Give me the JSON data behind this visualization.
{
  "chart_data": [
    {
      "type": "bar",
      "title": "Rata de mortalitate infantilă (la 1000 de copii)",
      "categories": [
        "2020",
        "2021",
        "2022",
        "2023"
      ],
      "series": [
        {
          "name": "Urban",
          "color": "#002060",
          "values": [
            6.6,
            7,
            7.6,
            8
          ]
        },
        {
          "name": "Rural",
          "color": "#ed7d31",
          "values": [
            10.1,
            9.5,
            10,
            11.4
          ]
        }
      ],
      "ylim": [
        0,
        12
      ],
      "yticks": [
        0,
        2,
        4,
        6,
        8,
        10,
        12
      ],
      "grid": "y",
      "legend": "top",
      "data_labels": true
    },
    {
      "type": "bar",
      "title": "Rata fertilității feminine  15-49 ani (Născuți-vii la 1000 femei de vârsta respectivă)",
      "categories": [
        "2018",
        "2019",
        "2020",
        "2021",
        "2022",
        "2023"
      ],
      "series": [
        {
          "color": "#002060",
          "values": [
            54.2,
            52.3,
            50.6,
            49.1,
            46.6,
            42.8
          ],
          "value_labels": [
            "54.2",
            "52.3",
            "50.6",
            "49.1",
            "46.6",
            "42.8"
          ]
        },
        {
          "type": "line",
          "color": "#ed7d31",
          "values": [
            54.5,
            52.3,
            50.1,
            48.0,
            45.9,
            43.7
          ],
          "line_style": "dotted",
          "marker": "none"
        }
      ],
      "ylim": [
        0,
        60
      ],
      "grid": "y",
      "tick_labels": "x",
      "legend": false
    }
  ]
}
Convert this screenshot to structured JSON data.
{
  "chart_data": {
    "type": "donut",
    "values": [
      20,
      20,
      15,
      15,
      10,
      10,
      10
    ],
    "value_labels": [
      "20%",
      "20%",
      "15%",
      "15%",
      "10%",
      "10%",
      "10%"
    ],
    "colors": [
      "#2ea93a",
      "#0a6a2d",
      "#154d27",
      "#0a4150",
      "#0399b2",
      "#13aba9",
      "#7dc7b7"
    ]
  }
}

════

§ **What to work on**:
Extract each line from the listing that holds the word "title".

§ **Written answer**:
      "title": "Rata de mortalitate infantilă (la 1000 de copii)",
      "title": "Rata fertilității feminine  15-49 ani (Născuți-vii la 1000 femei de vârsta respectivă)",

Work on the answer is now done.